• Stated problem
Set down the full listing exactly as given. Any pictures are to be left out.

(Dataset entries)
____________

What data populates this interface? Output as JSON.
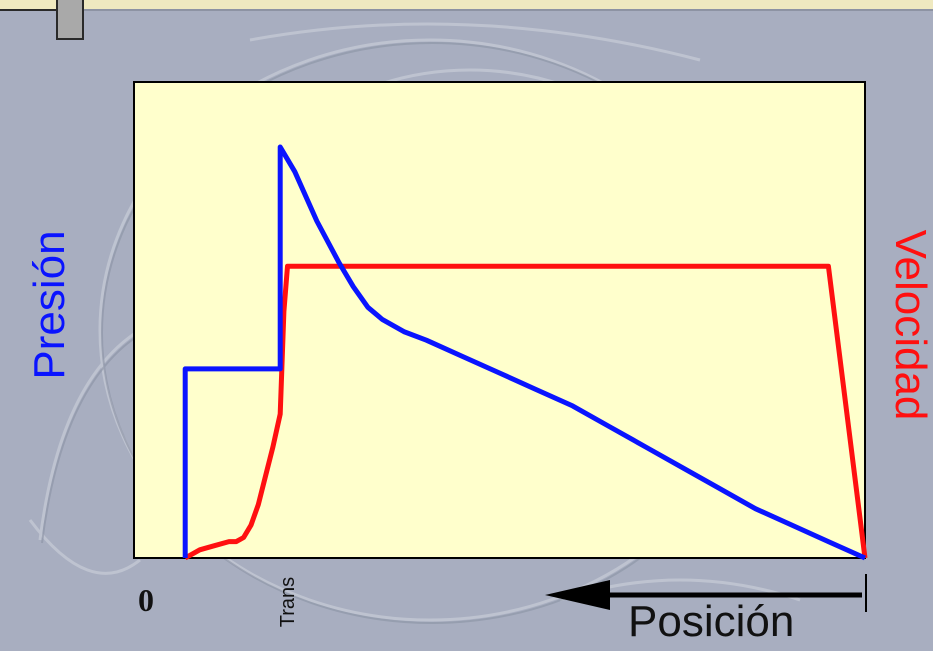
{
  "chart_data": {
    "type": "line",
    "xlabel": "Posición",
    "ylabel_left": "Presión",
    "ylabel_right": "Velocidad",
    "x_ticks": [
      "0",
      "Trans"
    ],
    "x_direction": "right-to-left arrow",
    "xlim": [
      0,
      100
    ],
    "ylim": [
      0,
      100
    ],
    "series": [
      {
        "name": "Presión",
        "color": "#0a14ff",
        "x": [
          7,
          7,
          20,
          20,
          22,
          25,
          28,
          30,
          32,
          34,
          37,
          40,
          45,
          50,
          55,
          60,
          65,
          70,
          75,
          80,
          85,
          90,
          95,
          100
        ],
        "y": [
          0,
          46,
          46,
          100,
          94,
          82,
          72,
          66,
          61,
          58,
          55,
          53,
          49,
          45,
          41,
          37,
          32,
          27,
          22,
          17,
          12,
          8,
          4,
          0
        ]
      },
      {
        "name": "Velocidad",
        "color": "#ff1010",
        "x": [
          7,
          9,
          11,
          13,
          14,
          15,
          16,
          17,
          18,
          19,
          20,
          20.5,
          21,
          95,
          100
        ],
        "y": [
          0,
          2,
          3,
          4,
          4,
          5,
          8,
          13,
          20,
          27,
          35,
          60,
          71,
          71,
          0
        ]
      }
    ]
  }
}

____________

• Finished exercise
What data populates this interface? Output as JSON.
{
  "chart_data": {
    "type": "line",
    "xlabel": "Posición",
    "ylabel_left": "Presión",
    "ylabel_right": "Velocidad",
    "x_ticks": [
      "0",
      "Trans"
    ],
    "x_direction": "right-to-left arrow",
    "xlim": [
      0,
      100
    ],
    "ylim": [
      0,
      100
    ],
    "series": [
      {
        "name": "Presión",
        "color": "#0a14ff",
        "x": [
          7,
          7,
          20,
          20,
          22,
          25,
          28,
          30,
          32,
          34,
          37,
          40,
          45,
          50,
          55,
          60,
          65,
          70,
          75,
          80,
          85,
          90,
          95,
          100
        ],
        "y": [
          0,
          46,
          46,
          100,
          94,
          82,
          72,
          66,
          61,
          58,
          55,
          53,
          49,
          45,
          41,
          37,
          32,
          27,
          22,
          17,
          12,
          8,
          4,
          0
        ]
      },
      {
        "name": "Velocidad",
        "color": "#ff1010",
        "x": [
          7,
          9,
          11,
          13,
          14,
          15,
          16,
          17,
          18,
          19,
          20,
          20.5,
          21,
          95,
          100
        ],
        "y": [
          0,
          2,
          3,
          4,
          4,
          5,
          8,
          13,
          20,
          27,
          35,
          60,
          71,
          71,
          0
        ]
      }
    ]
  }
}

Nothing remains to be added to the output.